EXERCISES TO COMPLETE =>
• A. From the Fortuna Silver Mines text, copy the passage starting at "In 2016, Fortuna" and ending at "its Lindero project.".
• B. According to the Fortuna Silver Mines text, in what year was the company founded, and by whom?
• C. Pick up the Fortuna Silver Mines text from its last sentence and keep writing it.

SOURCE PASSAGE =>
◆ ◆ ◆

Fortuna Silver Mines Inc. is a Canada-based precious metals mining company with operations in Argentina, Burkina Faso, Mexico and Peru. The Company is primarily engaged in producing silver and gold minerals. The Company’s operated mines and projects include San Jose Mine, Caylloma Mine, Lindero Mine and Yaramoko Mine. It is listed on the Toronto Stock Exchange, and the New York Stock Exchange with a $2.3 million market capitalization as April 2022.

History 
Fortuna was founded in 2004 by Jorge Ganoza and Simon Ridgway.  Ganoza is from a Peruvian mining family.  Fortuna acquired its Caylloma property in 2004, and started production in 2006.  Also in 2006, it acquired the land necessary for its San José del Progreso mine in Mexico.  Construction on the mine began in 2010, with production starting in 2011. 

In 2016, Fortuna acquired Goldrock Mines for C$129 million, for that company's Lindero silver project in Argentina.  In November 2017, the company announced it would move forward with construction at its Lindero project.

Operations 

Fortuna has four operating mines:
 The San Jose Mine is an underground silver-gold mine located in the state of Oaxaca in southern Mexico.
 The Caylloma property is an underground silver, lead and zinc mine located approximately 220 kilometers northwest of the Arequipa Department in southern Peru. Its commercial products are silver-lead and zinc concentrates.
 The Lindero Mine is a gold and copper mine, which is located in the Argentinian puna.

◆ ◆ ◆

EXTRACTED DATA =>

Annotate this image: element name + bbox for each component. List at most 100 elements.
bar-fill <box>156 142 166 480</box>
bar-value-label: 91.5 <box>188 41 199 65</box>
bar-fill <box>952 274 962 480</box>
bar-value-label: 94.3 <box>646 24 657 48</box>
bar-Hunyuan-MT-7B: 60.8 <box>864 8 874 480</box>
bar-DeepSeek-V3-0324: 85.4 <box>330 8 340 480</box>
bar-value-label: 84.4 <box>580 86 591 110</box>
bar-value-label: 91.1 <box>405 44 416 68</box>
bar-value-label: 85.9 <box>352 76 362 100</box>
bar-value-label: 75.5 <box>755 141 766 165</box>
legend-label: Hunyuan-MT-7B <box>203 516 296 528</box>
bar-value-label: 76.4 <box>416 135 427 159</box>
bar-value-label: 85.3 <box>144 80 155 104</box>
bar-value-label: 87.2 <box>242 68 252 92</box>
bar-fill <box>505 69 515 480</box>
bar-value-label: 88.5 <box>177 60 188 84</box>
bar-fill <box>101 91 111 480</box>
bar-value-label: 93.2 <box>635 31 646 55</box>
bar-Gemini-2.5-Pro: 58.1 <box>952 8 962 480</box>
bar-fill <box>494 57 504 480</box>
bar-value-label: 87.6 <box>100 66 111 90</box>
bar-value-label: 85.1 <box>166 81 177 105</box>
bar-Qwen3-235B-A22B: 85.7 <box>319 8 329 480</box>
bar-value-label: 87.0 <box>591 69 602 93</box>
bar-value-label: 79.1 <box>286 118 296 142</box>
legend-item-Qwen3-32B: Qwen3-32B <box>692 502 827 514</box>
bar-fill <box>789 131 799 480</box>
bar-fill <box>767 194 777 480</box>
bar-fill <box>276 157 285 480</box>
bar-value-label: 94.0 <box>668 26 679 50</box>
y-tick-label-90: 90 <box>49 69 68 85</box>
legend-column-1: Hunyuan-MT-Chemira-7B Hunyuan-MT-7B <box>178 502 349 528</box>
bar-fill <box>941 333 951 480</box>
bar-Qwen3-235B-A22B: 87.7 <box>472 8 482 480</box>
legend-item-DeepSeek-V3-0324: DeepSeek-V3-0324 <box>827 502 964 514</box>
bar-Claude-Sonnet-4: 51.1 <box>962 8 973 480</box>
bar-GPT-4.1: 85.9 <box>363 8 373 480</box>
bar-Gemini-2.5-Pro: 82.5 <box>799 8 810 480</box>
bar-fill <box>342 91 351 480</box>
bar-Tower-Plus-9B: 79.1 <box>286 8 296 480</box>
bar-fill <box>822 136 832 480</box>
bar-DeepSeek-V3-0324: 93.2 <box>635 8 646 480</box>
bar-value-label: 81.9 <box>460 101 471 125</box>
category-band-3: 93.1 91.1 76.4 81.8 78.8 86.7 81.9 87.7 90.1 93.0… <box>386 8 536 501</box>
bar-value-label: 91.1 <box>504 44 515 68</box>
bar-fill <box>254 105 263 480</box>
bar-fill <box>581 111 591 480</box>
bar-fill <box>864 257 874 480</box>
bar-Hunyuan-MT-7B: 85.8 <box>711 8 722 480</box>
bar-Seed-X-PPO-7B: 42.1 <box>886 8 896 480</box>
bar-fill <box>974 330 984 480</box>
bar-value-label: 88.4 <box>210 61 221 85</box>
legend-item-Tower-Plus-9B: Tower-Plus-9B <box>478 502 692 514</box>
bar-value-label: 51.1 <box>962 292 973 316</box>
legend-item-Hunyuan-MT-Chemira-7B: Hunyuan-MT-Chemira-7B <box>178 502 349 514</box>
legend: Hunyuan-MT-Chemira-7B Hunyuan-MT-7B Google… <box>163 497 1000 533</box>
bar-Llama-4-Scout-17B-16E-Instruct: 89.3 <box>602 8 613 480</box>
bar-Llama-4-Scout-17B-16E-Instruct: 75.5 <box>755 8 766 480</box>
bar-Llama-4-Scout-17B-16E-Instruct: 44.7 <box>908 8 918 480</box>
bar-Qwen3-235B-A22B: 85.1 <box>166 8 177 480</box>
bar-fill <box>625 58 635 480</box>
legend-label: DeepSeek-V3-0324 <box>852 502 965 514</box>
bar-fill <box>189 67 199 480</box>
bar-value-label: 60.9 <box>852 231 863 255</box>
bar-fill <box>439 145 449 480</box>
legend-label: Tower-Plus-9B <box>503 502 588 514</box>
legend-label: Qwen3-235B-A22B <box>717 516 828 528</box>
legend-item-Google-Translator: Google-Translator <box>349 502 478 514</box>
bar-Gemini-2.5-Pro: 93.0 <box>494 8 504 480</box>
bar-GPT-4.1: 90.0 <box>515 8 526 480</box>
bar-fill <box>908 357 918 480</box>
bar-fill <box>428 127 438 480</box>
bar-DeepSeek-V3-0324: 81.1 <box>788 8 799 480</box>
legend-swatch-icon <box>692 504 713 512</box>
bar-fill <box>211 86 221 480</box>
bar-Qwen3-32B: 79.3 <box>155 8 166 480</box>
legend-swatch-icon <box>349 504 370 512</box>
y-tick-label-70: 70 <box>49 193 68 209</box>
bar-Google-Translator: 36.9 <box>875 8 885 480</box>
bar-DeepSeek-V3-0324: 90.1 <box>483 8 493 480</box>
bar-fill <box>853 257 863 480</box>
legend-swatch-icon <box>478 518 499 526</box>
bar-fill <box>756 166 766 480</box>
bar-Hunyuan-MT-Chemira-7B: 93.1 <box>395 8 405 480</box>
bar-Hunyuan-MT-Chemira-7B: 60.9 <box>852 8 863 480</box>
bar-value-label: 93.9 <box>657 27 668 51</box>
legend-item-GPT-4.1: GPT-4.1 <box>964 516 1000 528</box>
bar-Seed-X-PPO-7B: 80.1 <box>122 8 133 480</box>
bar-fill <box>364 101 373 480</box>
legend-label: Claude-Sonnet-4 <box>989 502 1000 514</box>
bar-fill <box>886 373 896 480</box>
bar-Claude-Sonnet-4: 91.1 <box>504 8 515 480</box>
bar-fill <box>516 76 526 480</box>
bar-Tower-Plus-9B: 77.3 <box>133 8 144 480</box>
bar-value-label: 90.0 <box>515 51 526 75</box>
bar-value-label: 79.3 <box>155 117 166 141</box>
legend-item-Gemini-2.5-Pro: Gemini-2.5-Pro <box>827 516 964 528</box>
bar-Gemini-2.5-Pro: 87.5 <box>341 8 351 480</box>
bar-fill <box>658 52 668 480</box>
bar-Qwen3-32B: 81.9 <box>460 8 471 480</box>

◆ ◆ ◆

SOLVED TASKS =>
• A.
In 2016, Fortuna acquired Goldrock Mines for C$129 million, for that company's Lindero silver project in Argentina.  In November 2017, the company announced it would move forward with construction at its Lindero project.

• B. Fortuna was founded in 2004 by Jorge Ganoza and Simon Ridgway.

• C.
 The Company's Yaramoko Mine consists of approximately two underground gold mines: the 55 Zone and Bagassi South. The Yaramoko Mine project is located in the Hounde greenstone belt region in the Province of Bale in southwestern Burkina Faso.

Controversy 
Fortuna was involved in an ongoing dispute with opponents of its San Jose mine.  In 2009, there was a two-month long blockade at the company's San Jose mine, with protesters worried about industrial contamination.  The blockade lasted from March to May, and was eventually broken up by state police, leading to 19 arrests.  In January 2012, opposition increased, due to concerns that the mine was improperly accessing the local water supply.  In March 2012, Bernardo Vasquez, the leader of an opposition group to the mine, was shot and killed.  One other anti-mine activist was killed in the same year, with three others injured by gunfire.  The company denies responsibility for the violence, saying that it was the result of pre-existing social divisions.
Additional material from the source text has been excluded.